START Exercise material

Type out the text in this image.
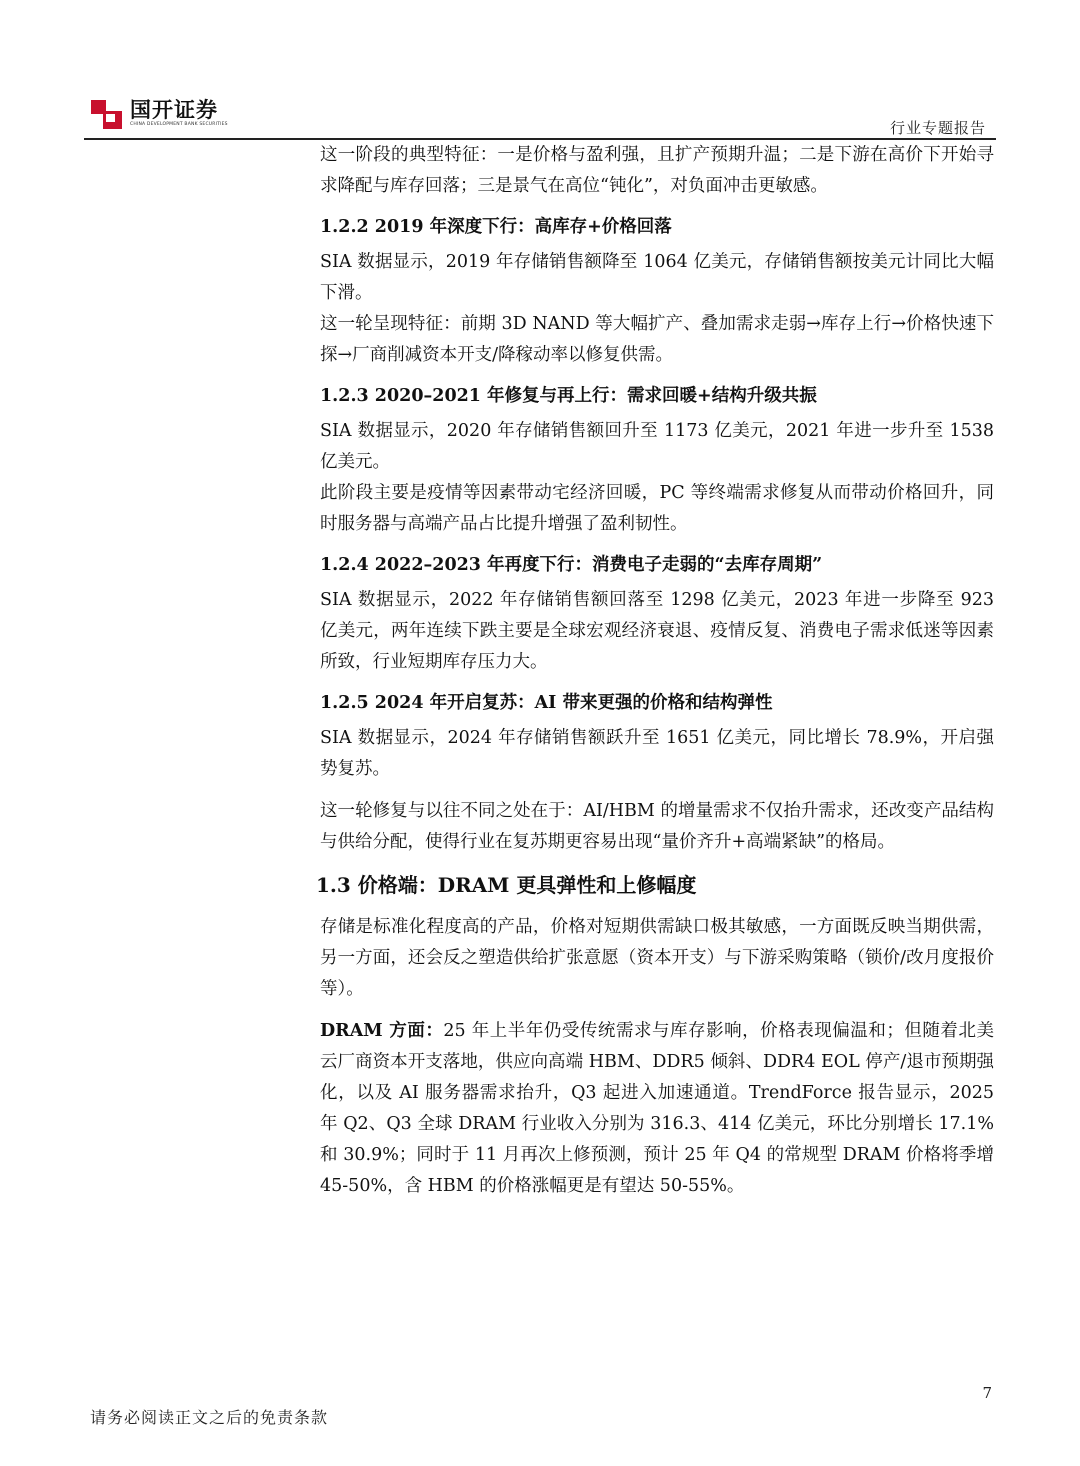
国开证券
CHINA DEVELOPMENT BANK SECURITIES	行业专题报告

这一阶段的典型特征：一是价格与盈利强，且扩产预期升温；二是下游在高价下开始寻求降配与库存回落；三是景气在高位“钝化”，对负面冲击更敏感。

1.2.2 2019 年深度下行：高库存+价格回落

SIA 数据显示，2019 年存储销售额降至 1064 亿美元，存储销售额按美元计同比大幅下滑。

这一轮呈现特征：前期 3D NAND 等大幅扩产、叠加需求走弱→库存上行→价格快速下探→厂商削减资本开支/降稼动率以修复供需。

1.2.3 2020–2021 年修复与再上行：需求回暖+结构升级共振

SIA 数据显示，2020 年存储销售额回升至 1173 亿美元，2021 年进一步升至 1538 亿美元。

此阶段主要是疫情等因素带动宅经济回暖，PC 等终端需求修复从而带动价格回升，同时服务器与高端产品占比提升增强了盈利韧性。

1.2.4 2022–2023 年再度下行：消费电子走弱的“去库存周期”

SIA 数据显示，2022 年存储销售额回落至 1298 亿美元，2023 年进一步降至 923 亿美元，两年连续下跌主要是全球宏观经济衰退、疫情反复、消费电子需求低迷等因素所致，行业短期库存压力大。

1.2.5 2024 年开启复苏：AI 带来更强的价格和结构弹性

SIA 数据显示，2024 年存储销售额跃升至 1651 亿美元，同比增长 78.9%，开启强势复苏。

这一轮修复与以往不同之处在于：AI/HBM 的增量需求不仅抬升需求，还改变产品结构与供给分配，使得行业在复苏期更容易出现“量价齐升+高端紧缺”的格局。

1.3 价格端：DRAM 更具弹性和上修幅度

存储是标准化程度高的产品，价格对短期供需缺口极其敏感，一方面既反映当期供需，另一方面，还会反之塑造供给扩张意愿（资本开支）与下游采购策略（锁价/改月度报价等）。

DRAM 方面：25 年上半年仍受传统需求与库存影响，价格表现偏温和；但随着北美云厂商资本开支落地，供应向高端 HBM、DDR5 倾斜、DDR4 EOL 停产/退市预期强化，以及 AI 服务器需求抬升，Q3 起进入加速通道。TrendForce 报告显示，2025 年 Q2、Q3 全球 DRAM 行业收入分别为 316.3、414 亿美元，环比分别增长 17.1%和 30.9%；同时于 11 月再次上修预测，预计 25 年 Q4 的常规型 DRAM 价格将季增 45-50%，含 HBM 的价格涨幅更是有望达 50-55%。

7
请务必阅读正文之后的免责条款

END Exercise material

Reproduce the listing word for word and omit its pictures.

## Task response
Type out the text in this image.
国开证券
CHINA DEVELOPMENT BANK SECURITIES	行业专题报告

这一阶段的典型特征：一是价格与盈利强，且扩产预期升温；二是下游在高价下开始寻求降配与库存回落；三是景气在高位“钝化”，对负面冲击更敏感。

1.2.2 2019 年深度下行：高库存+价格回落

SIA 数据显示，2019 年存储销售额降至 1064 亿美元，存储销售额按美元计同比大幅下滑。

这一轮呈现特征：前期 3D NAND 等大幅扩产、叠加需求走弱→库存上行→价格快速下探→厂商削减资本开支/降稼动率以修复供需。

1.2.3 2020–2021 年修复与再上行：需求回暖+结构升级共振

SIA 数据显示，2020 年存储销售额回升至 1173 亿美元，2021 年进一步升至 1538 亿美元。

此阶段主要是疫情等因素带动宅经济回暖，PC 等终端需求修复从而带动价格回升，同时服务器与高端产品占比提升增强了盈利韧性。

1.2.4 2022–2023 年再度下行：消费电子走弱的“去库存周期”

SIA 数据显示，2022 年存储销售额回落至 1298 亿美元，2023 年进一步降至 923 亿美元，两年连续下跌主要是全球宏观经济衰退、疫情反复、消费电子需求低迷等因素所致，行业短期库存压力大。

1.2.5 2024 年开启复苏：AI 带来更强的价格和结构弹性

SIA 数据显示，2024 年存储销售额跃升至 1651 亿美元，同比增长 78.9%，开启强势复苏。

这一轮修复与以往不同之处在于：AI/HBM 的增量需求不仅抬升需求，还改变产品结构与供给分配，使得行业在复苏期更容易出现“量价齐升+高端紧缺”的格局。

1.3 价格端：DRAM 更具弹性和上修幅度

存储是标准化程度高的产品，价格对短期供需缺口极其敏感，一方面既反映当期供需，另一方面，还会反之塑造供给扩张意愿（资本开支）与下游采购策略（锁价/改月度报价等）。

DRAM 方面：25 年上半年仍受传统需求与库存影响，价格表现偏温和；但随着北美云厂商资本开支落地，供应向高端 HBM、DDR5 倾斜、DDR4 EOL 停产/退市预期强化，以及 AI 服务器需求抬升，Q3 起进入加速通道。TrendForce 报告显示，2025 年 Q2、Q3 全球 DRAM 行业收入分别为 316.3、414 亿美元，环比分别增长 17.1%和 30.9%；同时于 11 月再次上修预测，预计 25 年 Q4 的常规型 DRAM 价格将季增 45-50%，含 HBM 的价格涨幅更是有望达 50-55%。

7
请务必阅读正文之后的免责条款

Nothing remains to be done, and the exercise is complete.